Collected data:
* begin *

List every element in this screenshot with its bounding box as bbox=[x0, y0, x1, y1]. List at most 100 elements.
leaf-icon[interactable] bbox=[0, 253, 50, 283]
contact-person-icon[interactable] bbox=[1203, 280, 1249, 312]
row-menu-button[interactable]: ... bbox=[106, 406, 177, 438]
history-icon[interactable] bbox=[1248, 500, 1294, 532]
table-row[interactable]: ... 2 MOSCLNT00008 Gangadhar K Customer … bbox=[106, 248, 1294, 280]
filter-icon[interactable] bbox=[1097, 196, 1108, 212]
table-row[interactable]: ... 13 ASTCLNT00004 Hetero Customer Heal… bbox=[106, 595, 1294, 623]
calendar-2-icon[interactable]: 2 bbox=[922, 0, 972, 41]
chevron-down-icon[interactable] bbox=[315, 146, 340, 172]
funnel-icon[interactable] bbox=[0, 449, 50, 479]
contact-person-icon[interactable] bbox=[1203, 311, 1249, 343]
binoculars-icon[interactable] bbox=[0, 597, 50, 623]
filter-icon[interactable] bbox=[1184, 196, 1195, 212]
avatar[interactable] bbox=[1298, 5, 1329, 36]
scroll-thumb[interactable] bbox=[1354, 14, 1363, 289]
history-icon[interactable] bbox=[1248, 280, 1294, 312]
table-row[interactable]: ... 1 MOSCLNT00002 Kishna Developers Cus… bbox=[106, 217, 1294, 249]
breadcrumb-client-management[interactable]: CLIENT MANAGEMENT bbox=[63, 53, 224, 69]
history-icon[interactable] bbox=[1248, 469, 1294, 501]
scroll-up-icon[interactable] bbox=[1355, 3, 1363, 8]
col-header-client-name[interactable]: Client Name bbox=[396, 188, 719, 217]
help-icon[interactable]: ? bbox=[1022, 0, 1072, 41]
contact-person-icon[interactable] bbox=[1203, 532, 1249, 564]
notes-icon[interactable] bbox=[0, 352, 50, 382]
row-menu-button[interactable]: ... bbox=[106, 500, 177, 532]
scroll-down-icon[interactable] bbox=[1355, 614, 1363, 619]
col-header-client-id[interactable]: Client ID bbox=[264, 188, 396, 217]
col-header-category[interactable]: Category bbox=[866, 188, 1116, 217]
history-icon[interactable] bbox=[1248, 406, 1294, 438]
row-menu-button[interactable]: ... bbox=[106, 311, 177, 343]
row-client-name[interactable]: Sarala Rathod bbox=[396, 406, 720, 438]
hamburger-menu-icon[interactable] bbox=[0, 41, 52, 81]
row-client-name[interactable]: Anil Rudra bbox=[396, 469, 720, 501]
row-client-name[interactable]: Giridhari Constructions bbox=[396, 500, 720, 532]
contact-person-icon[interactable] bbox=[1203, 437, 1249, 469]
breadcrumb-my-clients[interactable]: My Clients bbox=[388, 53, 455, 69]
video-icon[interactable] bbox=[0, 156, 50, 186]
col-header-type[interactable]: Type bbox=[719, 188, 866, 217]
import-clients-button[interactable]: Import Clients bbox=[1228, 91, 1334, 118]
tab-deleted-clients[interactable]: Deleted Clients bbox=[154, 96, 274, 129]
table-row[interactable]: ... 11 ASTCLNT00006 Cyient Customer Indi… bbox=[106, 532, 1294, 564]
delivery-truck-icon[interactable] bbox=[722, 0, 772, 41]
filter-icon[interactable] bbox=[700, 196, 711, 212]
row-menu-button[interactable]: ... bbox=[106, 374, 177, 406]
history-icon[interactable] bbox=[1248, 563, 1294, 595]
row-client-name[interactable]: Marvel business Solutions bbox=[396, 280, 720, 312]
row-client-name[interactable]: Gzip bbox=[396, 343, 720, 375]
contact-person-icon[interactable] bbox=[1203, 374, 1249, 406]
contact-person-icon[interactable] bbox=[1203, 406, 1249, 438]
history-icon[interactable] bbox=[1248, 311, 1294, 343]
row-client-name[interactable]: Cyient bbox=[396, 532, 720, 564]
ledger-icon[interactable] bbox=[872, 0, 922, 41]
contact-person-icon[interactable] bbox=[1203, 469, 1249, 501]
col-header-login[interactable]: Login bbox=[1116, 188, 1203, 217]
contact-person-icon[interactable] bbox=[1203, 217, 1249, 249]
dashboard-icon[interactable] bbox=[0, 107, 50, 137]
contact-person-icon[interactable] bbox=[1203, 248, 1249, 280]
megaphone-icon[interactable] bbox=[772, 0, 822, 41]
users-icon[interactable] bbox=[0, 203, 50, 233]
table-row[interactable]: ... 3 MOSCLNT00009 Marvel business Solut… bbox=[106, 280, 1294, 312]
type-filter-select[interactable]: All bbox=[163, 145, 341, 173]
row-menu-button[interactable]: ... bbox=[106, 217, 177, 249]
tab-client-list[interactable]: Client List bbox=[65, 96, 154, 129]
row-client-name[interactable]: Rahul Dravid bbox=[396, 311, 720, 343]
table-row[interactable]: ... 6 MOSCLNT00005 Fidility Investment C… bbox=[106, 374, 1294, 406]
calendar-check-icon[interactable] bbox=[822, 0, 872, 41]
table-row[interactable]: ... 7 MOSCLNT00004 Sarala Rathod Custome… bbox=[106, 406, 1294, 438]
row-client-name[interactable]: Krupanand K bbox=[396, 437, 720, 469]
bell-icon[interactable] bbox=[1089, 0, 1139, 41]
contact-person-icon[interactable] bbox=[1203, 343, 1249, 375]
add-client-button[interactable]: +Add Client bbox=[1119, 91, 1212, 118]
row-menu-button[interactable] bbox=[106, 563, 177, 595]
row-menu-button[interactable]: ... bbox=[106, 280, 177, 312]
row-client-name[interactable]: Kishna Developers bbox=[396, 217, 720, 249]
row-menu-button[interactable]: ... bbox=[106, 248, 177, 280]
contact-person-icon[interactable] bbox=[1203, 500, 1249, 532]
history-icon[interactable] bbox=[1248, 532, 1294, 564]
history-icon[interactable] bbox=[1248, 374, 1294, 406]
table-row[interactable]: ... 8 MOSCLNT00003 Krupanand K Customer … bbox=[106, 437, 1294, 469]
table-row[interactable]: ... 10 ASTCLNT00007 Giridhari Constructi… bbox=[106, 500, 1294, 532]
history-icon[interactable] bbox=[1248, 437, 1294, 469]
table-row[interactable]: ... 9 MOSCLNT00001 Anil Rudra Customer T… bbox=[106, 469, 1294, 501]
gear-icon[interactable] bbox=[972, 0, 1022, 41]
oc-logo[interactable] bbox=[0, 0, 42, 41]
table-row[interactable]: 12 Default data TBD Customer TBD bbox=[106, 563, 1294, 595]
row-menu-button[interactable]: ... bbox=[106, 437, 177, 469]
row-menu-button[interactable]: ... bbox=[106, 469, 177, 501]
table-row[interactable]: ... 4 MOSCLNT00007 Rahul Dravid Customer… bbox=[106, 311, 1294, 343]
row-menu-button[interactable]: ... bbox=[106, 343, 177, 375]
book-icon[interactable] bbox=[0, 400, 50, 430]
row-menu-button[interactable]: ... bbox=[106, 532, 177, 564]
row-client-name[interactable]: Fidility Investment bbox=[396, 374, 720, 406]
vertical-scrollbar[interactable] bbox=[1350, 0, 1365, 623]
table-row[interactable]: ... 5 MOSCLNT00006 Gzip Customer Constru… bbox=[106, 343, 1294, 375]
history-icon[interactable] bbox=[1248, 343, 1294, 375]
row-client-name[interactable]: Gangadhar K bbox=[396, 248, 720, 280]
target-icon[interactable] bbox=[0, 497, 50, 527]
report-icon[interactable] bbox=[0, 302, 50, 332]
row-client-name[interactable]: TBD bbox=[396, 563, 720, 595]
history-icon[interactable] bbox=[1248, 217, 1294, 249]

* end *

**Given exercise**
Write out all of the collected data above word for word, with nothing left out or changed.

**Correct answer**
List every element in this screenshot with its bounding box as bbox=[x0, y0, x1, y1]. List at most 100 elements.
leaf-icon[interactable] bbox=[0, 253, 50, 283]
contact-person-icon[interactable] bbox=[1203, 280, 1249, 312]
row-menu-button[interactable]: ... bbox=[106, 406, 177, 438]
history-icon[interactable] bbox=[1248, 500, 1294, 532]
table-row[interactable]: ... 2 MOSCLNT00008 Gangadhar K Customer … bbox=[106, 248, 1294, 280]
filter-icon[interactable] bbox=[1097, 196, 1108, 212]
table-row[interactable]: ... 13 ASTCLNT00004 Hetero Customer Heal… bbox=[106, 595, 1294, 623]
calendar-2-icon[interactable]: 2 bbox=[922, 0, 972, 41]
chevron-down-icon[interactable] bbox=[315, 146, 340, 172]
funnel-icon[interactable] bbox=[0, 449, 50, 479]
contact-person-icon[interactable] bbox=[1203, 311, 1249, 343]
binoculars-icon[interactable] bbox=[0, 597, 50, 623]
filter-icon[interactable] bbox=[1184, 196, 1195, 212]
avatar[interactable] bbox=[1298, 5, 1329, 36]
scroll-thumb[interactable] bbox=[1354, 14, 1363, 289]
history-icon[interactable] bbox=[1248, 280, 1294, 312]
table-row[interactable]: ... 1 MOSCLNT00002 Kishna Developers Cus… bbox=[106, 217, 1294, 249]
breadcrumb-client-management[interactable]: CLIENT MANAGEMENT bbox=[63, 53, 224, 69]
history-icon[interactable] bbox=[1248, 469, 1294, 501]
scroll-up-icon[interactable] bbox=[1355, 3, 1363, 8]
col-header-client-name[interactable]: Client Name bbox=[396, 188, 719, 217]
help-icon[interactable]: ? bbox=[1022, 0, 1072, 41]
contact-person-icon[interactable] bbox=[1203, 532, 1249, 564]
notes-icon[interactable] bbox=[0, 352, 50, 382]
row-menu-button[interactable]: ... bbox=[106, 500, 177, 532]
scroll-down-icon[interactable] bbox=[1355, 614, 1363, 619]
col-header-client-id[interactable]: Client ID bbox=[264, 188, 396, 217]
col-header-category[interactable]: Category bbox=[866, 188, 1116, 217]
history-icon[interactable] bbox=[1248, 406, 1294, 438]
row-menu-button[interactable]: ... bbox=[106, 311, 177, 343]
row-client-name[interactable]: Sarala Rathod bbox=[396, 406, 720, 438]
hamburger-menu-icon[interactable] bbox=[0, 41, 52, 81]
row-client-name[interactable]: Anil Rudra bbox=[396, 469, 720, 501]
row-client-name[interactable]: Giridhari Constructions bbox=[396, 500, 720, 532]
contact-person-icon[interactable] bbox=[1203, 437, 1249, 469]
breadcrumb-my-clients[interactable]: My Clients bbox=[388, 53, 455, 69]
video-icon[interactable] bbox=[0, 156, 50, 186]
col-header-type[interactable]: Type bbox=[719, 188, 866, 217]
import-clients-button[interactable]: Import Clients bbox=[1228, 91, 1334, 118]
tab-deleted-clients[interactable]: Deleted Clients bbox=[154, 96, 274, 129]
table-row[interactable]: ... 11 ASTCLNT00006 Cyient Customer Indi… bbox=[106, 532, 1294, 564]
delivery-truck-icon[interactable] bbox=[722, 0, 772, 41]
filter-icon[interactable] bbox=[700, 196, 711, 212]
row-menu-button[interactable]: ... bbox=[106, 374, 177, 406]
history-icon[interactable] bbox=[1248, 563, 1294, 595]
row-client-name[interactable]: Marvel business Solutions bbox=[396, 280, 720, 312]
row-client-name[interactable]: Gzip bbox=[396, 343, 720, 375]
contact-person-icon[interactable] bbox=[1203, 374, 1249, 406]
contact-person-icon[interactable] bbox=[1203, 406, 1249, 438]
history-icon[interactable] bbox=[1248, 311, 1294, 343]
row-client-name[interactable]: Cyient bbox=[396, 532, 720, 564]
ledger-icon[interactable] bbox=[872, 0, 922, 41]
contact-person-icon[interactable] bbox=[1203, 469, 1249, 501]
col-header-login[interactable]: Login bbox=[1116, 188, 1203, 217]
contact-person-icon[interactable] bbox=[1203, 217, 1249, 249]
dashboard-icon[interactable] bbox=[0, 107, 50, 137]
contact-person-icon[interactable] bbox=[1203, 248, 1249, 280]
megaphone-icon[interactable] bbox=[772, 0, 822, 41]
users-icon[interactable] bbox=[0, 203, 50, 233]
table-row[interactable]: ... 3 MOSCLNT00009 Marvel business Solut… bbox=[106, 280, 1294, 312]
type-filter-select[interactable]: All bbox=[163, 145, 341, 173]
row-menu-button[interactable]: ... bbox=[106, 217, 177, 249]
tab-client-list[interactable]: Client List bbox=[65, 96, 154, 129]
row-client-name[interactable]: Rahul Dravid bbox=[396, 311, 720, 343]
table-row[interactable]: ... 6 MOSCLNT00005 Fidility Investment C… bbox=[106, 374, 1294, 406]
calendar-check-icon[interactable] bbox=[822, 0, 872, 41]
table-row[interactable]: ... 7 MOSCLNT00004 Sarala Rathod Custome… bbox=[106, 406, 1294, 438]
row-client-name[interactable]: Krupanand K bbox=[396, 437, 720, 469]
bell-icon[interactable] bbox=[1089, 0, 1139, 41]
contact-person-icon[interactable] bbox=[1203, 343, 1249, 375]
add-client-button[interactable]: +Add Client bbox=[1119, 91, 1212, 118]
row-menu-button[interactable] bbox=[106, 563, 177, 595]
row-menu-button[interactable]: ... bbox=[106, 280, 177, 312]
row-client-name[interactable]: Kishna Developers bbox=[396, 217, 720, 249]
row-menu-button[interactable]: ... bbox=[106, 248, 177, 280]
contact-person-icon[interactable] bbox=[1203, 500, 1249, 532]
history-icon[interactable] bbox=[1248, 532, 1294, 564]
history-icon[interactable] bbox=[1248, 374, 1294, 406]
table-row[interactable]: ... 8 MOSCLNT00003 Krupanand K Customer … bbox=[106, 437, 1294, 469]
table-row[interactable]: ... 10 ASTCLNT00007 Giridhari Constructi… bbox=[106, 500, 1294, 532]
history-icon[interactable] bbox=[1248, 437, 1294, 469]
table-row[interactable]: ... 9 MOSCLNT00001 Anil Rudra Customer T… bbox=[106, 469, 1294, 501]
gear-icon[interactable] bbox=[972, 0, 1022, 41]
oc-logo[interactable] bbox=[0, 0, 42, 41]
table-row[interactable]: 12 Default data TBD Customer TBD bbox=[106, 563, 1294, 595]
row-menu-button[interactable]: ... bbox=[106, 437, 177, 469]
row-menu-button[interactable]: ... bbox=[106, 469, 177, 501]
table-row[interactable]: ... 4 MOSCLNT00007 Rahul Dravid Customer… bbox=[106, 311, 1294, 343]
row-menu-button[interactable]: ... bbox=[106, 343, 177, 375]
book-icon[interactable] bbox=[0, 400, 50, 430]
row-menu-button[interactable]: ... bbox=[106, 532, 177, 564]
row-client-name[interactable]: Fidility Investment bbox=[396, 374, 720, 406]
vertical-scrollbar[interactable] bbox=[1350, 0, 1365, 623]
table-row[interactable]: ... 5 MOSCLNT00006 Gzip Customer Constru… bbox=[106, 343, 1294, 375]
history-icon[interactable] bbox=[1248, 343, 1294, 375]
row-client-name[interactable]: Gangadhar K bbox=[396, 248, 720, 280]
target-icon[interactable] bbox=[0, 497, 50, 527]
report-icon[interactable] bbox=[0, 302, 50, 332]
row-client-name[interactable]: TBD bbox=[396, 563, 720, 595]
history-icon[interactable] bbox=[1248, 217, 1294, 249]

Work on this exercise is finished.